_What to do_
Every line below is to be copied exactly, with the pictures left out.
⁂
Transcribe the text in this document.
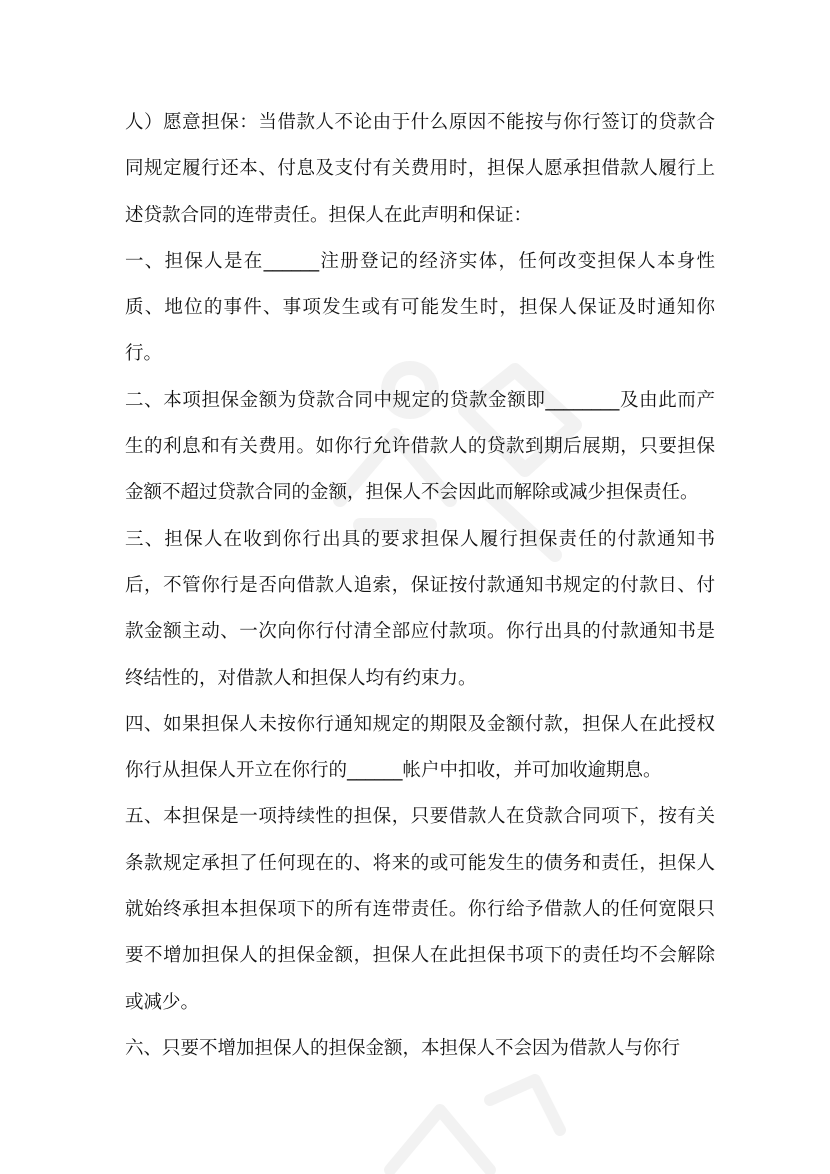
人）愿意担保：当借款人不论由于什么原因不能按与你行签订的贷款合同规定履行还本、付息及支付有关费用时，担保人愿承担借款人履行上述贷款合同的连带责任。担保人在此声明和保证：

一、担保人是在______注册登记的经济实体，任何改变担保人本身性质、地位的事件、事项发生或有可能发生时，担保人保证及时通知你行。

二、本项担保金额为贷款合同中规定的贷款金额即________及由此而产生的利息和有关费用。如你行允许借款人的贷款到期后展期，只要担保金额不超过贷款合同的金额，担保人不会因此而解除或减少担保责任。

三、担保人在收到你行出具的要求担保人履行担保责任的付款通知书后，不管你行是否向借款人追索，保证按付款通知书规定的付款日、付款金额主动、一次向你行付清全部应付款项。你行出具的付款通知书是终结性的，对借款人和担保人均有约束力。

四、如果担保人未按你行通知规定的期限及金额付款，担保人在此授权你行从担保人开立在你行的______帐户中扣收，并可加收逾期息。

五、本担保是一项持续性的担保，只要借款人在贷款合同项下，按有关条款规定承担了任何现在的、将来的或可能发生的债务和责任，担保人就始终承担本担保项下的所有连带责任。你行给予借款人的任何宽限只要不增加担保人的担保金额，担保人在此担保书项下的责任均不会解除或减少。

六、只要不增加担保人的担保金额，本担保人不会因为借款人与你行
⁂
_Response_
Transcribe the text in this document.
人）愿意担保：当借款人不论由于什么原因不能按与你行签订的贷款合同规定履行还本、付息及支付有关费用时，担保人愿承担借款人履行上述贷款合同的连带责任。担保人在此声明和保证：

一、担保人是在______注册登记的经济实体，任何改变担保人本身性质、地位的事件、事项发生或有可能发生时，担保人保证及时通知你行。

二、本项担保金额为贷款合同中规定的贷款金额即________及由此而产生的利息和有关费用。如你行允许借款人的贷款到期后展期，只要担保金额不超过贷款合同的金额，担保人不会因此而解除或减少担保责任。

三、担保人在收到你行出具的要求担保人履行担保责任的付款通知书后，不管你行是否向借款人追索，保证按付款通知书规定的付款日、付款金额主动、一次向你行付清全部应付款项。你行出具的付款通知书是终结性的，对借款人和担保人均有约束力。

四、如果担保人未按你行通知规定的期限及金额付款，担保人在此授权你行从担保人开立在你行的______帐户中扣收，并可加收逾期息。

五、本担保是一项持续性的担保，只要借款人在贷款合同项下，按有关条款规定承担了任何现在的、将来的或可能发生的债务和责任，担保人就始终承担本担保项下的所有连带责任。你行给予借款人的任何宽限只要不增加担保人的担保金额，担保人在此担保书项下的责任均不会解除或减少。

六、只要不增加担保人的担保金额，本担保人不会因为借款人与你行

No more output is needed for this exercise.